== PROBLEM ==
All the data should come back exactly as it was given.

Figure dataset records:
____

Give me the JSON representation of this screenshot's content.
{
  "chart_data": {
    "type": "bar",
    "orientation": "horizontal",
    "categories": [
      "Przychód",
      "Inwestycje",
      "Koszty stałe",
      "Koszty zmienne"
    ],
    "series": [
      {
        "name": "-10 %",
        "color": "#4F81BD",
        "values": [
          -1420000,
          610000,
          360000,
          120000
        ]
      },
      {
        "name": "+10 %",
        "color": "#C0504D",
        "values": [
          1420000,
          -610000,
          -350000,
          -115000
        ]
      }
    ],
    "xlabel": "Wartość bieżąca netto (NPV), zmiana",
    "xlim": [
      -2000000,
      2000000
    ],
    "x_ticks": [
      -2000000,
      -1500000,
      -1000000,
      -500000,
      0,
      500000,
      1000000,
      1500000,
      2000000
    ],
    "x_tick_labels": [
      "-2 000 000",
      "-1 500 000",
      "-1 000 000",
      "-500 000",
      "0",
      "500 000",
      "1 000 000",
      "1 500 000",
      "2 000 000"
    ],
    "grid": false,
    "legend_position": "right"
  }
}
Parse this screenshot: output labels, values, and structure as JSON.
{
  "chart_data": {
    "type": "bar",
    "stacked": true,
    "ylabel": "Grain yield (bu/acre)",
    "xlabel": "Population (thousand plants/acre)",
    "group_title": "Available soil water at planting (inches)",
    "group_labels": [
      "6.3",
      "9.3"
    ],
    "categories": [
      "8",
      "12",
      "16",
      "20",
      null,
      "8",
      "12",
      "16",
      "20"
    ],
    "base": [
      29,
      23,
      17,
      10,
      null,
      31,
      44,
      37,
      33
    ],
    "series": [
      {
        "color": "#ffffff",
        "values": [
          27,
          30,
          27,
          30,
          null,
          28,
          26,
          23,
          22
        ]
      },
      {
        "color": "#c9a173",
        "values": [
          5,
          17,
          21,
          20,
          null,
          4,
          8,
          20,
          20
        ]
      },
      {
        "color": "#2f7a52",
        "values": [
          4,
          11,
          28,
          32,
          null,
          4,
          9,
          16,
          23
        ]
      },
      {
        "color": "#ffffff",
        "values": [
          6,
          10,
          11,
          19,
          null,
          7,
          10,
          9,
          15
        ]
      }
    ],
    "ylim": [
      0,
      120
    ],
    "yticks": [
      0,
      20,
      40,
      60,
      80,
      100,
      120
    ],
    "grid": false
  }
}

____

== THE ANSWER ==
Give me the JSON representation of this screenshot's content.
{
  "chart_data": {
    "type": "bar",
    "orientation": "horizontal",
    "categories": [
      "Przychód",
      "Inwestycje",
      "Koszty stałe",
      "Koszty zmienne"
    ],
    "series": [
      {
        "name": "-10 %",
        "color": "#4F81BD",
        "values": [
          -1420000,
          610000,
          360000,
          120000
        ]
      },
      {
        "name": "+10 %",
        "color": "#C0504D",
        "values": [
          1420000,
          -610000,
          -350000,
          -115000
        ]
      }
    ],
    "xlabel": "Wartość bieżąca netto (NPV), zmiana",
    "xlim": [
      -2000000,
      2000000
    ],
    "x_ticks": [
      -2000000,
      -1500000,
      -1000000,
      -500000,
      0,
      500000,
      1000000,
      1500000,
      2000000
    ],
    "x_tick_labels": [
      "-2 000 000",
      "-1 500 000",
      "-1 000 000",
      "-500 000",
      "0",
      "500 000",
      "1 000 000",
      "1 500 000",
      "2 000 000"
    ],
    "grid": false,
    "legend_position": "right"
  }
}
Parse this screenshot: output labels, values, and structure as JSON.
{
  "chart_data": {
    "type": "bar",
    "stacked": true,
    "ylabel": "Grain yield (bu/acre)",
    "xlabel": "Population (thousand plants/acre)",
    "group_title": "Available soil water at planting (inches)",
    "group_labels": [
      "6.3",
      "9.3"
    ],
    "categories": [
      "8",
      "12",
      "16",
      "20",
      null,
      "8",
      "12",
      "16",
      "20"
    ],
    "base": [
      29,
      23,
      17,
      10,
      null,
      31,
      44,
      37,
      33
    ],
    "series": [
      {
        "color": "#ffffff",
        "values": [
          27,
          30,
          27,
          30,
          null,
          28,
          26,
          23,
          22
        ]
      },
      {
        "color": "#c9a173",
        "values": [
          5,
          17,
          21,
          20,
          null,
          4,
          8,
          20,
          20
        ]
      },
      {
        "color": "#2f7a52",
        "values": [
          4,
          11,
          28,
          32,
          null,
          4,
          9,
          16,
          23
        ]
      },
      {
        "color": "#ffffff",
        "values": [
          6,
          10,
          11,
          19,
          null,
          7,
          10,
          9,
          15
        ]
      }
    ],
    "ylim": [
      0,
      120
    ],
    "yticks": [
      0,
      20,
      40,
      60,
      80,
      100,
      120
    ],
    "grid": false
  }
}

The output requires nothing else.